▶ _DATA_:
>> START
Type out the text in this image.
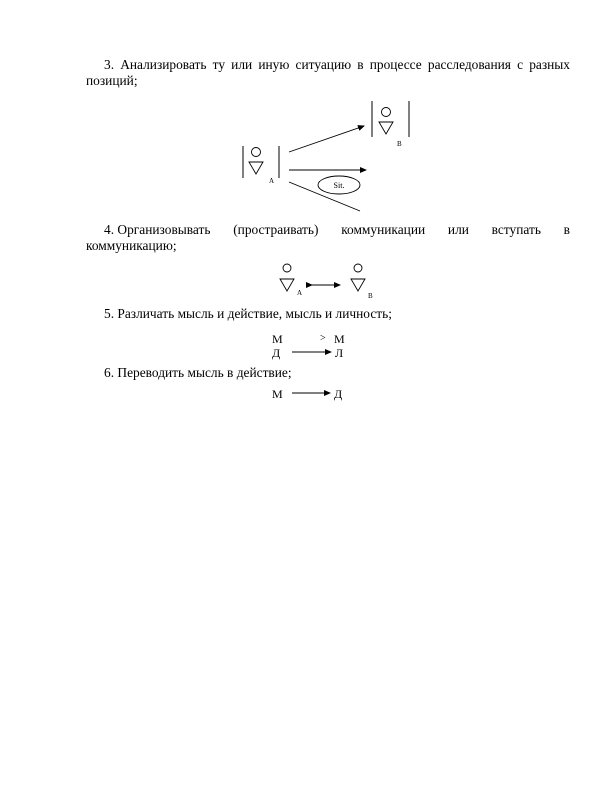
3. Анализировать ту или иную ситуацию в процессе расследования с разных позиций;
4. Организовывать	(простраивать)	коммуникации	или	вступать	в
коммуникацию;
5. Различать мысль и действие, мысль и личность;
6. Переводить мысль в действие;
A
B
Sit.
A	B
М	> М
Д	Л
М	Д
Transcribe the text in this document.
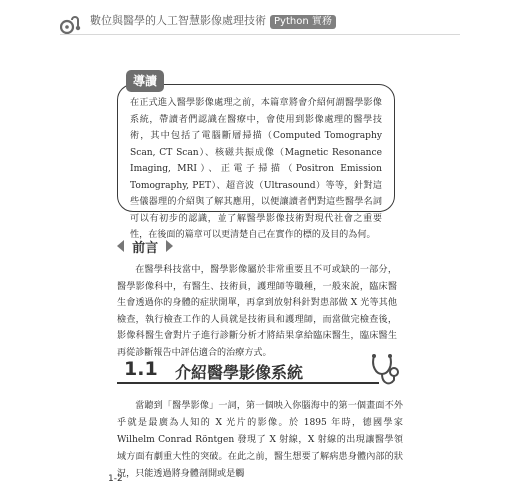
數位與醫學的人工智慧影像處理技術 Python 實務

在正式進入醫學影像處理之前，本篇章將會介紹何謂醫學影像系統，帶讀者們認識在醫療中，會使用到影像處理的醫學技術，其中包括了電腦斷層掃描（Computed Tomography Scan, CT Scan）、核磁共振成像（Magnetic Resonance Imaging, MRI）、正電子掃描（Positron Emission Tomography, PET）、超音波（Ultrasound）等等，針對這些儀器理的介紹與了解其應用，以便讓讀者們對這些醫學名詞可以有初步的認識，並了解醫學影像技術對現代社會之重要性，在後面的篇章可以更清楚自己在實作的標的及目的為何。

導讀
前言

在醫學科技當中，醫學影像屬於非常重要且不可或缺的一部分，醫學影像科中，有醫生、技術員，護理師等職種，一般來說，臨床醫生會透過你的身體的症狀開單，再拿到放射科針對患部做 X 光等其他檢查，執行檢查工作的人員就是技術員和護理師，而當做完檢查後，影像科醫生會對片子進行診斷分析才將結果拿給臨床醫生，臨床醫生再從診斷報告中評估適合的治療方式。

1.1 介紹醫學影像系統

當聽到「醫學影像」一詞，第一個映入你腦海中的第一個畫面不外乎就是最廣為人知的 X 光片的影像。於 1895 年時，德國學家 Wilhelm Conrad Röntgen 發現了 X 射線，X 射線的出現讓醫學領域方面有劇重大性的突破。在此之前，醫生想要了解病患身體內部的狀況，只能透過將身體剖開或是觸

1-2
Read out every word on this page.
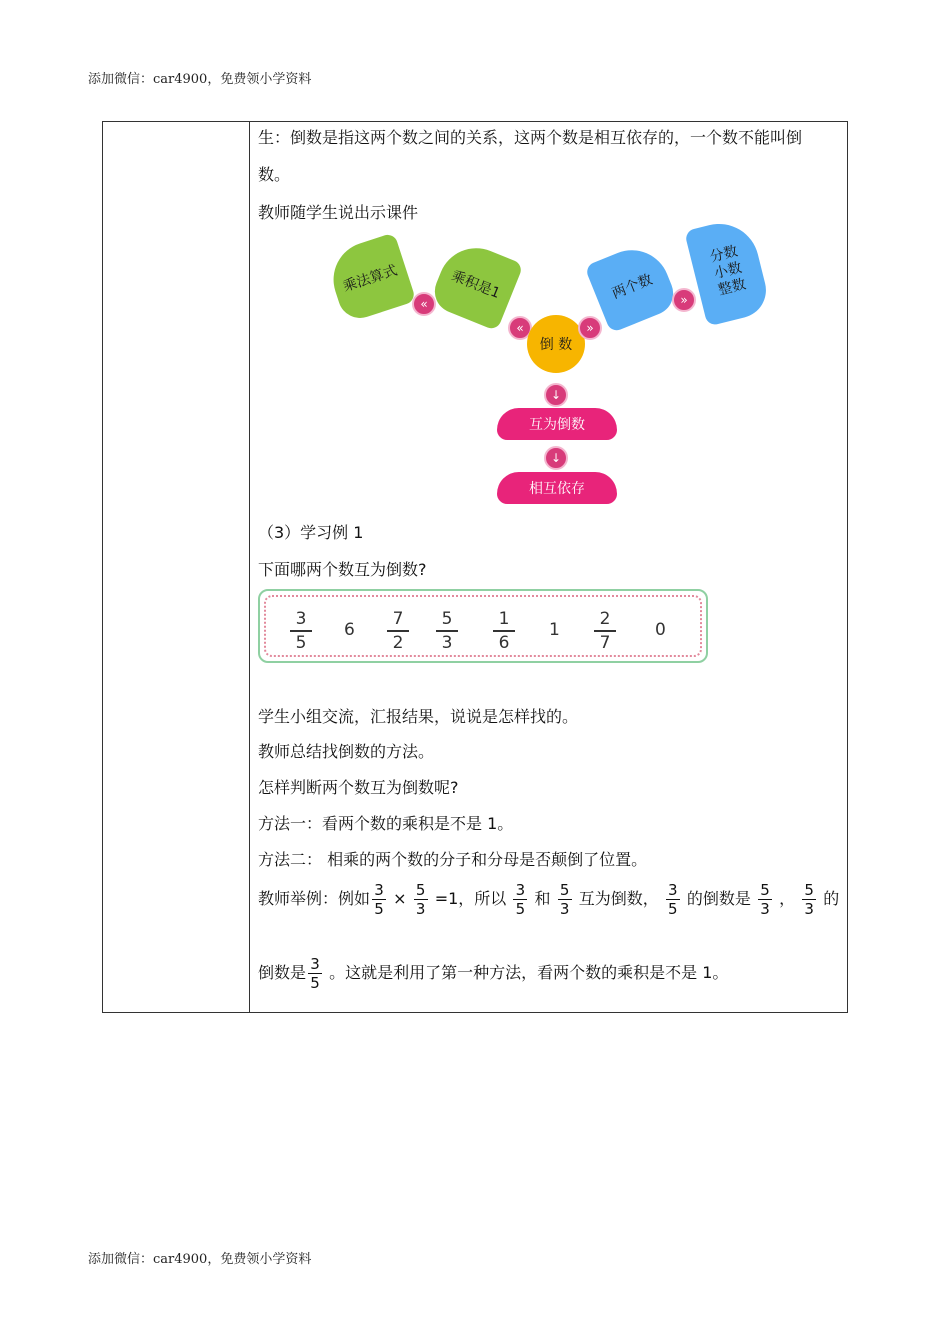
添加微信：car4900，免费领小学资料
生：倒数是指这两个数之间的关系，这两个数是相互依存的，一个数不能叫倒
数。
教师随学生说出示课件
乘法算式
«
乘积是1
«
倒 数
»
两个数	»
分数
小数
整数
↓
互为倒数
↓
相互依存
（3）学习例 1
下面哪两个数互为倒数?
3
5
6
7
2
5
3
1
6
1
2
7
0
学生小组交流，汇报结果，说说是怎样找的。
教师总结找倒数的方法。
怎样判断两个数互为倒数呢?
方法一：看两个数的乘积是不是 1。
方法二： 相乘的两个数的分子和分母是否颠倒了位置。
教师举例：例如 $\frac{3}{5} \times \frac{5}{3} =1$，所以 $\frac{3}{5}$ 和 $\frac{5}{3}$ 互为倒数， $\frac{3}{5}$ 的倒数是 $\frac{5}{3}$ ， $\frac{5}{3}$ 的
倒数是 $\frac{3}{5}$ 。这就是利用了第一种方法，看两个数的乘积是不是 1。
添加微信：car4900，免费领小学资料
>> END
▶ _EXERCISE GOAL_:
Write out the whole listing exactly, and drop the pictures.

▶ _TASK ANSWER_:
Type out the text in this image.
3. Анализировать ту или иную ситуацию в процессе расследования с разных позиций;
4. Организовывать	(простраивать)	коммуникации	или	вступать	в
коммуникацию;
5. Различать мысль и действие, мысль и личность;
6. Переводить мысль в действие;
A
B
Sit.
A	B
М	> М
Д	Л
М	Д
Transcribe the text in this document.
數位與醫學的人工智慧影像處理技術 Python 實務

在正式進入醫學影像處理之前，本篇章將會介紹何謂醫學影像系統，帶讀者們認識在醫療中，會使用到影像處理的醫學技術，其中包括了電腦斷層掃描（Computed Tomography Scan, CT Scan）、核磁共振成像（Magnetic Resonance Imaging, MRI）、正電子掃描（Positron Emission Tomography, PET）、超音波（Ultrasound）等等，針對這些儀器理的介紹與了解其應用，以便讓讀者們對這些醫學名詞可以有初步的認識，並了解醫學影像技術對現代社會之重要性，在後面的篇章可以更清楚自己在實作的標的及目的為何。

導讀
前言

在醫學科技當中，醫學影像屬於非常重要且不可或缺的一部分，醫學影像科中，有醫生、技術員，護理師等職種，一般來說，臨床醫生會透過你的身體的症狀開單，再拿到放射科針對患部做 X 光等其他檢查，執行檢查工作的人員就是技術員和護理師，而當做完檢查後，影像科醫生會對片子進行診斷分析才將結果拿給臨床醫生，臨床醫生再從診斷報告中評估適合的治療方式。

1.1 介紹醫學影像系統

當聽到「醫學影像」一詞，第一個映入你腦海中的第一個畫面不外乎就是最廣為人知的 X 光片的影像。於 1895 年時，德國學家 Wilhelm Conrad Röntgen 發現了 X 射線，X 射線的出現讓醫學領域方面有劇重大性的突破。在此之前，醫生想要了解病患身體內部的狀況，只能透過將身體剖開或是觸

1-2
Read out every word on this page.
添加微信：car4900，免费领小学资料
生：倒数是指这两个数之间的关系，这两个数是相互依存的，一个数不能叫倒
数。
教师随学生说出示课件
乘法算式
«
乘积是1
«
倒 数
»
两个数	»
分数
小数
整数
↓
互为倒数
↓
相互依存
（3）学习例 1
下面哪两个数互为倒数?
3
5
6
7
2
5
3
1
6
1
2
7
0
学生小组交流，汇报结果，说说是怎样找的。
教师总结找倒数的方法。
怎样判断两个数互为倒数呢?
方法一：看两个数的乘积是不是 1。
方法二： 相乘的两个数的分子和分母是否颠倒了位置。
教师举例：例如 $\frac{3}{5} \times \frac{5}{3} =1$，所以 $\frac{3}{5}$ 和 $\frac{5}{3}$ 互为倒数， $\frac{3}{5}$ 的倒数是 $\frac{5}{3}$ ， $\frac{5}{3}$ 的
倒数是 $\frac{3}{5}$ 。这就是利用了第一种方法，看两个数的乘积是不是 1。
添加微信：car4900，免费领小学资料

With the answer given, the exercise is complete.